TASK DETAILS: Reproduce the lines of the material exactly, excluding every image.

Dataset entries:

^^^^^^^^^^^^^^^^

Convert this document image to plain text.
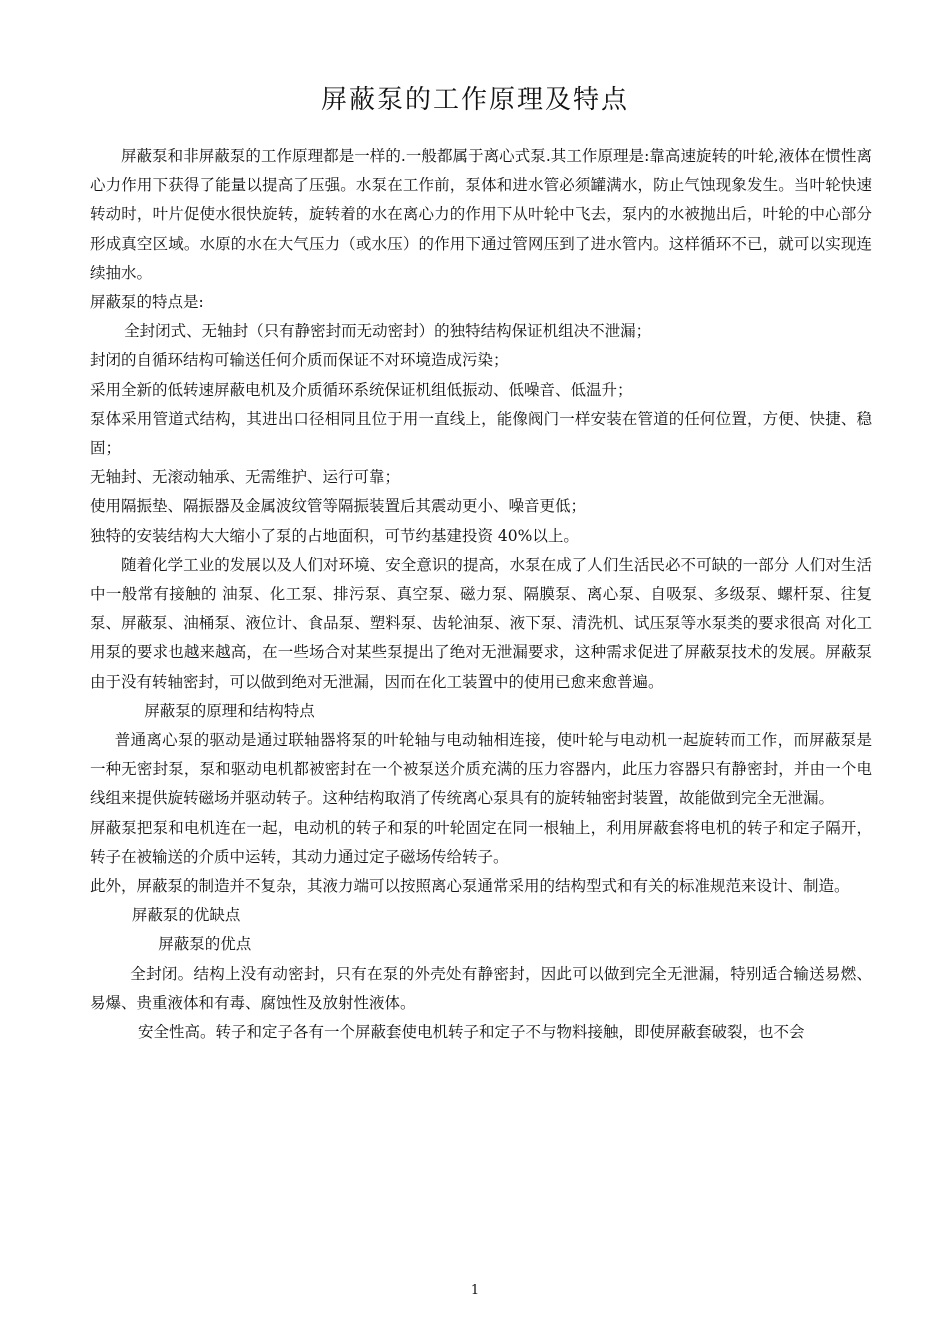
屏蔽泵的工作原理及特点

屏蔽泵和非屏蔽泵的工作原理都是一样的.一般都属于离心式泵.其工作原理是:靠高速旋转的叶轮,液体在惯性离心力作用下获得了能量以提高了压强。水泵在工作前，泵体和进水管必须罐满水，防止气蚀现象发生。当叶轮快速转动时，叶片促使水很快旋转，旋转着的水在离心力的作用下从叶轮中飞去，泵内的水被抛出后，叶轮的中心部分形成真空区域。水原的水在大气压力（或水压）的作用下通过管网压到了进水管内。这样循环不已，就可以实现连续抽水。

屏蔽泵的特点是:

全封闭式、无轴封（只有静密封而无动密封）的独特结构保证机组决不泄漏；

封闭的自循环结构可输送任何介质而保证不对环境造成污染；

采用全新的低转速屏蔽电机及介质循环系统保证机组低振动、低噪音、低温升；

泵体采用管道式结构，其进出口径相同且位于用一直线上，能像阀门一样安装在管道的任何位置，方便、快捷、稳固；

无轴封、无滚动轴承、无需维护、运行可靠；

使用隔振垫、隔振器及金属波纹管等隔振装置后其震动更小、噪音更低；

独特的安装结构大大缩小了泵的占地面积，可节约基建投资 40%以上。

随着化学工业的发展以及人们对环境、安全意识的提高，水泵在成了人们生活民必不可缺的一部分 人们对生活中一般常有接触的 油泵、化工泵、排污泵、真空泵、磁力泵、隔膜泵、离心泵、自吸泵、多级泵、螺杆泵、往复泵、屏蔽泵、油桶泵、液位计、食品泵、塑料泵、齿轮油泵、液下泵、清洗机、试压泵等水泵类的要求很高 对化工用泵的要求也越来越高，在一些场合对某些泵提出了绝对无泄漏要求，这种需求促进了屏蔽泵技术的发展。屏蔽泵由于没有转轴密封，可以做到绝对无泄漏，因而在化工装置中的使用已愈来愈普遍。

屏蔽泵的原理和结构特点

普通离心泵的驱动是通过联轴器将泵的叶轮轴与电动轴相连接，使叶轮与电动机一起旋转而工作，而屏蔽泵是一种无密封泵，泵和驱动电机都被密封在一个被泵送介质充满的压力容器内，此压力容器只有静密封，并由一个电线组来提供旋转磁场并驱动转子。这种结构取消了传统离心泵具有的旋转轴密封装置，故能做到完全无泄漏。

屏蔽泵把泵和电机连在一起，电动机的转子和泵的叶轮固定在同一根轴上，利用屏蔽套将电机的转子和定子隔开，转子在被输送的介质中运转，其动力通过定子磁场传给转子。

此外，屏蔽泵的制造并不复杂，其液力端可以按照离心泵通常采用的结构型式和有关的标准规范来设计、制造。

屏蔽泵的优缺点

屏蔽泵的优点

全封闭。结构上没有动密封，只有在泵的外壳处有静密封，因此可以做到完全无泄漏，特别适合输送易燃、易爆、贵重液体和有毒、腐蚀性及放射性液体。

安全性高。转子和定子各有一个屏蔽套使电机转子和定子不与物料接触，即使屏蔽套破裂，也不会

1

^^^^^^^^^^^^^^^^

RESULT OF THIS EXERCISE:
Convert this document image to plain text.
屏蔽泵的工作原理及特点

屏蔽泵和非屏蔽泵的工作原理都是一样的.一般都属于离心式泵.其工作原理是:靠高速旋转的叶轮,液体在惯性离心力作用下获得了能量以提高了压强。水泵在工作前，泵体和进水管必须罐满水，防止气蚀现象发生。当叶轮快速转动时，叶片促使水很快旋转，旋转着的水在离心力的作用下从叶轮中飞去，泵内的水被抛出后，叶轮的中心部分形成真空区域。水原的水在大气压力（或水压）的作用下通过管网压到了进水管内。这样循环不已，就可以实现连续抽水。

屏蔽泵的特点是:

全封闭式、无轴封（只有静密封而无动密封）的独特结构保证机组决不泄漏；

封闭的自循环结构可输送任何介质而保证不对环境造成污染；

采用全新的低转速屏蔽电机及介质循环系统保证机组低振动、低噪音、低温升；

泵体采用管道式结构，其进出口径相同且位于用一直线上，能像阀门一样安装在管道的任何位置，方便、快捷、稳固；

无轴封、无滚动轴承、无需维护、运行可靠；

使用隔振垫、隔振器及金属波纹管等隔振装置后其震动更小、噪音更低；

独特的安装结构大大缩小了泵的占地面积，可节约基建投资 40%以上。

随着化学工业的发展以及人们对环境、安全意识的提高，水泵在成了人们生活民必不可缺的一部分 人们对生活中一般常有接触的 油泵、化工泵、排污泵、真空泵、磁力泵、隔膜泵、离心泵、自吸泵、多级泵、螺杆泵、往复泵、屏蔽泵、油桶泵、液位计、食品泵、塑料泵、齿轮油泵、液下泵、清洗机、试压泵等水泵类的要求很高 对化工用泵的要求也越来越高，在一些场合对某些泵提出了绝对无泄漏要求，这种需求促进了屏蔽泵技术的发展。屏蔽泵由于没有转轴密封，可以做到绝对无泄漏，因而在化工装置中的使用已愈来愈普遍。

屏蔽泵的原理和结构特点

普通离心泵的驱动是通过联轴器将泵的叶轮轴与电动轴相连接，使叶轮与电动机一起旋转而工作，而屏蔽泵是一种无密封泵，泵和驱动电机都被密封在一个被泵送介质充满的压力容器内，此压力容器只有静密封，并由一个电线组来提供旋转磁场并驱动转子。这种结构取消了传统离心泵具有的旋转轴密封装置，故能做到完全无泄漏。

屏蔽泵把泵和电机连在一起，电动机的转子和泵的叶轮固定在同一根轴上，利用屏蔽套将电机的转子和定子隔开，转子在被输送的介质中运转，其动力通过定子磁场传给转子。

此外，屏蔽泵的制造并不复杂，其液力端可以按照离心泵通常采用的结构型式和有关的标准规范来设计、制造。

屏蔽泵的优缺点

屏蔽泵的优点

全封闭。结构上没有动密封，只有在泵的外壳处有静密封，因此可以做到完全无泄漏，特别适合输送易燃、易爆、贵重液体和有毒、腐蚀性及放射性液体。

安全性高。转子和定子各有一个屏蔽套使电机转子和定子不与物料接触，即使屏蔽套破裂，也不会

1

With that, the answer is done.